[EXTRACTED RECORDS]

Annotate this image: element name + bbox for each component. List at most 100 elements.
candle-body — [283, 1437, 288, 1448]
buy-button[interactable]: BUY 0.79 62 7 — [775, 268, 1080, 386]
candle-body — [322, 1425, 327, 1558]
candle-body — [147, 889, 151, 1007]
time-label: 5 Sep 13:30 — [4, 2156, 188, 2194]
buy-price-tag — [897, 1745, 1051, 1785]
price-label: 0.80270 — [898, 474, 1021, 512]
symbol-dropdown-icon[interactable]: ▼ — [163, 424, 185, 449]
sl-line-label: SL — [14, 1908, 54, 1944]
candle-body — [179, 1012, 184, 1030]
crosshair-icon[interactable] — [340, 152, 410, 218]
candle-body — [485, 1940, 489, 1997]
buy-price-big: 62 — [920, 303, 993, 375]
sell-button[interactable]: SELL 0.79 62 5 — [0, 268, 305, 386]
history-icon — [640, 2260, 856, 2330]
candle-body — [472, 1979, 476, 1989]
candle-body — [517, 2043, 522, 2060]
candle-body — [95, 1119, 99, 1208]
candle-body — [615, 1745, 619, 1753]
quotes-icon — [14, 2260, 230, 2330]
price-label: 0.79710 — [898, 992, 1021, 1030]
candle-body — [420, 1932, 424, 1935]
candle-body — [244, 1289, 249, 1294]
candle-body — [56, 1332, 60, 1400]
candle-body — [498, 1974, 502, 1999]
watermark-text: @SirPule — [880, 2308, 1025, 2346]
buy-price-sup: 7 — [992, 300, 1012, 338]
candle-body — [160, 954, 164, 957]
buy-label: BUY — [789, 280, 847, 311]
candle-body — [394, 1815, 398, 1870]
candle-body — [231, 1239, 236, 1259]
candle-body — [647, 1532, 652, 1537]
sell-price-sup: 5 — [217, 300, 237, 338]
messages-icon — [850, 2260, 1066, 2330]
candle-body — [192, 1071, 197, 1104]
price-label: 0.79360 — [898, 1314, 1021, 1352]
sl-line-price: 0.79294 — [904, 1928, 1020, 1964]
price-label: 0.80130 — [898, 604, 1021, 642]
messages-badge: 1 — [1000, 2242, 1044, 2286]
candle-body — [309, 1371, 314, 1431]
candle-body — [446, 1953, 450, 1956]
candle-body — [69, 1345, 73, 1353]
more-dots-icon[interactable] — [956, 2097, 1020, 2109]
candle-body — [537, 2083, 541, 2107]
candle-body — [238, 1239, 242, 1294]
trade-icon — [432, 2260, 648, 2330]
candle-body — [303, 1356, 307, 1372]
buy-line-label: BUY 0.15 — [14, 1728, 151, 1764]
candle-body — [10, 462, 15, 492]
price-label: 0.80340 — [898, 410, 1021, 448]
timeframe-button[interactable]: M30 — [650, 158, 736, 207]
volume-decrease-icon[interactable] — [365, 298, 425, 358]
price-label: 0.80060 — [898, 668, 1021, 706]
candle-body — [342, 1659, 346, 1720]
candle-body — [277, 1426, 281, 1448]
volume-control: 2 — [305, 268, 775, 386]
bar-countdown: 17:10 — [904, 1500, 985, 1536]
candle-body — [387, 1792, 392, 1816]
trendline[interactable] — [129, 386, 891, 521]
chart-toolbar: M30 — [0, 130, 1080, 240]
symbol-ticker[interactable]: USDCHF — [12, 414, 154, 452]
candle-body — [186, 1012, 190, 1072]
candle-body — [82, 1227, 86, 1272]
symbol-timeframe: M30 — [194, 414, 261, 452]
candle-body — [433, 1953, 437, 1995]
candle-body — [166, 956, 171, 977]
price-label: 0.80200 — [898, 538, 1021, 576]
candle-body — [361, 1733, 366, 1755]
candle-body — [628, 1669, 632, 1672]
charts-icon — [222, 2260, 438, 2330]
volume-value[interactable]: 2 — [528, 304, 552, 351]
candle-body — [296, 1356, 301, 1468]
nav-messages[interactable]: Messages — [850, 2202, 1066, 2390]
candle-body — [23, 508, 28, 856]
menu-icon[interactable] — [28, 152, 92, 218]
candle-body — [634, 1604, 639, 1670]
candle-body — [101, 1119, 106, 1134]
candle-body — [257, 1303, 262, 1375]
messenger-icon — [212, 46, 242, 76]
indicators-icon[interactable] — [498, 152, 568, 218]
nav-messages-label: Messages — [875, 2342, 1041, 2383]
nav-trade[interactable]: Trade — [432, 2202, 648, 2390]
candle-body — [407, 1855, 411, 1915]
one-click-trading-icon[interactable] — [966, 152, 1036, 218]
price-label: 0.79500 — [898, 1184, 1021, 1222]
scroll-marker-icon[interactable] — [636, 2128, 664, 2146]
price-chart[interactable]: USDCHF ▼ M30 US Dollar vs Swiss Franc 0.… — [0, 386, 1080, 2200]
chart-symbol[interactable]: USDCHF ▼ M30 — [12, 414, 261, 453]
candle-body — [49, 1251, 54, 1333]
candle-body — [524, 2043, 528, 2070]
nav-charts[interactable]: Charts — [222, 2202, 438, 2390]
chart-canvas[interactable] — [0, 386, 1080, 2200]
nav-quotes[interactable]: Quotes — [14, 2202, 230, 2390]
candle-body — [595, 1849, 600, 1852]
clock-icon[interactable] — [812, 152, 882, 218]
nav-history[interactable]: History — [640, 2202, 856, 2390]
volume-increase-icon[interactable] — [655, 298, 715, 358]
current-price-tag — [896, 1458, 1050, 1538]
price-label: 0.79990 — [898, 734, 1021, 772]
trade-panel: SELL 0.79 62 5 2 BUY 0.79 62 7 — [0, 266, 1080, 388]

[YOUR TASK]
Copy out every one of the records above, word for word, keeping each line and its order the same.

[SOLUTION TO THE PROBLEM]
Annotate this image: element name + bbox for each component. List at most 100 elements.
candle-body — [283, 1437, 288, 1448]
buy-button[interactable]: BUY 0.79 62 7 — [775, 268, 1080, 386]
candle-body — [322, 1425, 327, 1558]
candle-body — [147, 889, 151, 1007]
time-label: 5 Sep 13:30 — [4, 2156, 188, 2194]
buy-price-tag — [897, 1745, 1051, 1785]
price-label: 0.80270 — [898, 474, 1021, 512]
symbol-dropdown-icon[interactable]: ▼ — [163, 424, 185, 449]
sl-line-label: SL — [14, 1908, 54, 1944]
candle-body — [179, 1012, 184, 1030]
crosshair-icon[interactable] — [340, 152, 410, 218]
candle-body — [485, 1940, 489, 1997]
buy-price-big: 62 — [920, 303, 993, 375]
sell-button[interactable]: SELL 0.79 62 5 — [0, 268, 305, 386]
history-icon — [640, 2260, 856, 2330]
candle-body — [472, 1979, 476, 1989]
candle-body — [517, 2043, 522, 2060]
candle-body — [95, 1119, 99, 1208]
candle-body — [615, 1745, 619, 1753]
quotes-icon — [14, 2260, 230, 2330]
price-label: 0.79710 — [898, 992, 1021, 1030]
candle-body — [420, 1932, 424, 1935]
candle-body — [244, 1289, 249, 1294]
candle-body — [56, 1332, 60, 1400]
candle-body — [498, 1974, 502, 1999]
watermark-text: @SirPule — [880, 2308, 1025, 2346]
buy-price-sup: 7 — [992, 300, 1012, 338]
candle-body — [160, 954, 164, 957]
buy-label: BUY — [789, 280, 847, 311]
candle-body — [394, 1815, 398, 1870]
candle-body — [231, 1239, 236, 1259]
candle-body — [647, 1532, 652, 1537]
sell-price-sup: 5 — [217, 300, 237, 338]
messages-icon — [850, 2260, 1066, 2330]
candle-body — [192, 1071, 197, 1104]
price-label: 0.79360 — [898, 1314, 1021, 1352]
sl-line-price: 0.79294 — [904, 1928, 1020, 1964]
price-label: 0.80130 — [898, 604, 1021, 642]
messages-badge: 1 — [1000, 2242, 1044, 2286]
candle-body — [309, 1371, 314, 1431]
candle-body — [446, 1953, 450, 1956]
candle-body — [69, 1345, 73, 1353]
more-dots-icon[interactable] — [956, 2097, 1020, 2109]
candle-body — [537, 2083, 541, 2107]
candle-body — [238, 1239, 242, 1294]
trade-icon — [432, 2260, 648, 2330]
candle-body — [303, 1356, 307, 1372]
buy-line-label: BUY 0.15 — [14, 1728, 151, 1764]
candle-body — [10, 462, 15, 492]
price-label: 0.80340 — [898, 410, 1021, 448]
timeframe-button[interactable]: M30 — [650, 158, 736, 207]
volume-decrease-icon[interactable] — [365, 298, 425, 358]
price-label: 0.80060 — [898, 668, 1021, 706]
candle-body — [342, 1659, 346, 1720]
candle-body — [277, 1426, 281, 1448]
volume-control: 2 — [305, 268, 775, 386]
bar-countdown: 17:10 — [904, 1500, 985, 1536]
candle-body — [387, 1792, 392, 1816]
trendline[interactable] — [129, 386, 891, 521]
chart-toolbar: M30 — [0, 130, 1080, 240]
symbol-ticker[interactable]: USDCHF — [12, 414, 154, 452]
candle-body — [186, 1012, 190, 1072]
candle-body — [82, 1227, 86, 1272]
symbol-timeframe: M30 — [194, 414, 261, 452]
candle-body — [433, 1953, 437, 1995]
candle-body — [166, 956, 171, 977]
price-label: 0.80200 — [898, 538, 1021, 576]
candle-body — [361, 1733, 366, 1755]
candle-body — [628, 1669, 632, 1672]
charts-icon — [222, 2260, 438, 2330]
volume-value[interactable]: 2 — [528, 304, 552, 351]
candle-body — [296, 1356, 301, 1468]
nav-messages[interactable]: Messages — [850, 2202, 1066, 2390]
candle-body — [23, 508, 28, 856]
menu-icon[interactable] — [28, 152, 92, 218]
candle-body — [634, 1604, 639, 1670]
candle-body — [101, 1119, 106, 1134]
candle-body — [257, 1303, 262, 1375]
messenger-icon — [212, 46, 242, 76]
indicators-icon[interactable] — [498, 152, 568, 218]
nav-messages-label: Messages — [875, 2342, 1041, 2383]
nav-trade[interactable]: Trade — [432, 2202, 648, 2390]
candle-body — [407, 1855, 411, 1915]
one-click-trading-icon[interactable] — [966, 152, 1036, 218]
price-label: 0.79500 — [898, 1184, 1021, 1222]
scroll-marker-icon[interactable] — [636, 2128, 664, 2146]
price-chart[interactable]: USDCHF ▼ M30 US Dollar vs Swiss Franc 0.… — [0, 386, 1080, 2200]
chart-symbol[interactable]: USDCHF ▼ M30 — [12, 414, 261, 453]
candle-body — [49, 1251, 54, 1333]
candle-body — [524, 2043, 528, 2070]
nav-charts[interactable]: Charts — [222, 2202, 438, 2390]
chart-canvas[interactable] — [0, 386, 1080, 2200]
nav-quotes[interactable]: Quotes — [14, 2202, 230, 2390]
candle-body — [595, 1849, 600, 1852]
clock-icon[interactable] — [812, 152, 882, 218]
nav-history[interactable]: History — [640, 2202, 856, 2390]
volume-increase-icon[interactable] — [655, 298, 715, 358]
current-price-tag — [896, 1458, 1050, 1538]
price-label: 0.79990 — [898, 734, 1021, 772]
trade-panel: SELL 0.79 62 5 2 BUY 0.79 62 7 — [0, 266, 1080, 388]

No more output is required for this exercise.